Aim –
Exactly repeat the full listing that follows.

-- begin Supplied material --

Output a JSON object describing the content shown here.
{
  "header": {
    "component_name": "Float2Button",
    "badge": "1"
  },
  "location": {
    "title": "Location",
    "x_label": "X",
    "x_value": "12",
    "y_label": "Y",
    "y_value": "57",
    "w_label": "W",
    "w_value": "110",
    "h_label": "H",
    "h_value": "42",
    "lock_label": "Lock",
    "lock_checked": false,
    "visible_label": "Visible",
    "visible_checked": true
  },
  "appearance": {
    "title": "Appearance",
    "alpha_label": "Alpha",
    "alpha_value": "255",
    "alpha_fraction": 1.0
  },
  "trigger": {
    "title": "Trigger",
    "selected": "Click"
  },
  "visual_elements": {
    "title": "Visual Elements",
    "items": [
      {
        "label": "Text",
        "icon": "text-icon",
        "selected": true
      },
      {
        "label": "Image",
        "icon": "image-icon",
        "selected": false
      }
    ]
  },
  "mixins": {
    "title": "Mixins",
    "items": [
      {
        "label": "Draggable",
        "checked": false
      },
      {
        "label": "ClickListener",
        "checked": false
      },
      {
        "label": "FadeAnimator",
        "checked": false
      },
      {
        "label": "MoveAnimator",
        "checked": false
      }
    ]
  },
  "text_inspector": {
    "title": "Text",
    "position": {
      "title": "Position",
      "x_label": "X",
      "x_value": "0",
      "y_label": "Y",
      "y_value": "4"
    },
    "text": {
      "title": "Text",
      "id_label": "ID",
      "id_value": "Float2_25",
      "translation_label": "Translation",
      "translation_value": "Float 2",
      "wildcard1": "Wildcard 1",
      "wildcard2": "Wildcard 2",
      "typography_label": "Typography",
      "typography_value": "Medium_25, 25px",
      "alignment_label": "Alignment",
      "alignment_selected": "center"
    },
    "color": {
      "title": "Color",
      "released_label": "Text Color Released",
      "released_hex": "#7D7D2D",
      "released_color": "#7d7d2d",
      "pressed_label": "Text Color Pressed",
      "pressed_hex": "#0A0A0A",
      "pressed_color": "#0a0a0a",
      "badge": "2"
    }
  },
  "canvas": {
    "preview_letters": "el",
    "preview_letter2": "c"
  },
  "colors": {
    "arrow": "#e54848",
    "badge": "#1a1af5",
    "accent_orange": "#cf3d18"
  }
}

-- end Supplied material --

Correct response –
Output a JSON object describing the content shown here.
{
  "header": {
    "component_name": "Float2Button",
    "badge": "1"
  },
  "location": {
    "title": "Location",
    "x_label": "X",
    "x_value": "12",
    "y_label": "Y",
    "y_value": "57",
    "w_label": "W",
    "w_value": "110",
    "h_label": "H",
    "h_value": "42",
    "lock_label": "Lock",
    "lock_checked": false,
    "visible_label": "Visible",
    "visible_checked": true
  },
  "appearance": {
    "title": "Appearance",
    "alpha_label": "Alpha",
    "alpha_value": "255",
    "alpha_fraction": 1.0
  },
  "trigger": {
    "title": "Trigger",
    "selected": "Click"
  },
  "visual_elements": {
    "title": "Visual Elements",
    "items": [
      {
        "label": "Text",
        "icon": "text-icon",
        "selected": true
      },
      {
        "label": "Image",
        "icon": "image-icon",
        "selected": false
      }
    ]
  },
  "mixins": {
    "title": "Mixins",
    "items": [
      {
        "label": "Draggable",
        "checked": false
      },
      {
        "label": "ClickListener",
        "checked": false
      },
      {
        "label": "FadeAnimator",
        "checked": false
      },
      {
        "label": "MoveAnimator",
        "checked": false
      }
    ]
  },
  "text_inspector": {
    "title": "Text",
    "position": {
      "title": "Position",
      "x_label": "X",
      "x_value": "0",
      "y_label": "Y",
      "y_value": "4"
    },
    "text": {
      "title": "Text",
      "id_label": "ID",
      "id_value": "Float2_25",
      "translation_label": "Translation",
      "translation_value": "Float 2",
      "wildcard1": "Wildcard 1",
      "wildcard2": "Wildcard 2",
      "typography_label": "Typography",
      "typography_value": "Medium_25, 25px",
      "alignment_label": "Alignment",
      "alignment_selected": "center"
    },
    "color": {
      "title": "Color",
      "released_label": "Text Color Released",
      "released_hex": "#7D7D2D",
      "released_color": "#7d7d2d",
      "pressed_label": "Text Color Pressed",
      "pressed_hex": "#0A0A0A",
      "pressed_color": "#0a0a0a",
      "badge": "2"
    }
  },
  "canvas": {
    "preview_letters": "el",
    "preview_letter2": "c"
  },
  "colors": {
    "arrow": "#e54848",
    "badge": "#1a1af5",
    "accent_orange": "#cf3d18"
  }
}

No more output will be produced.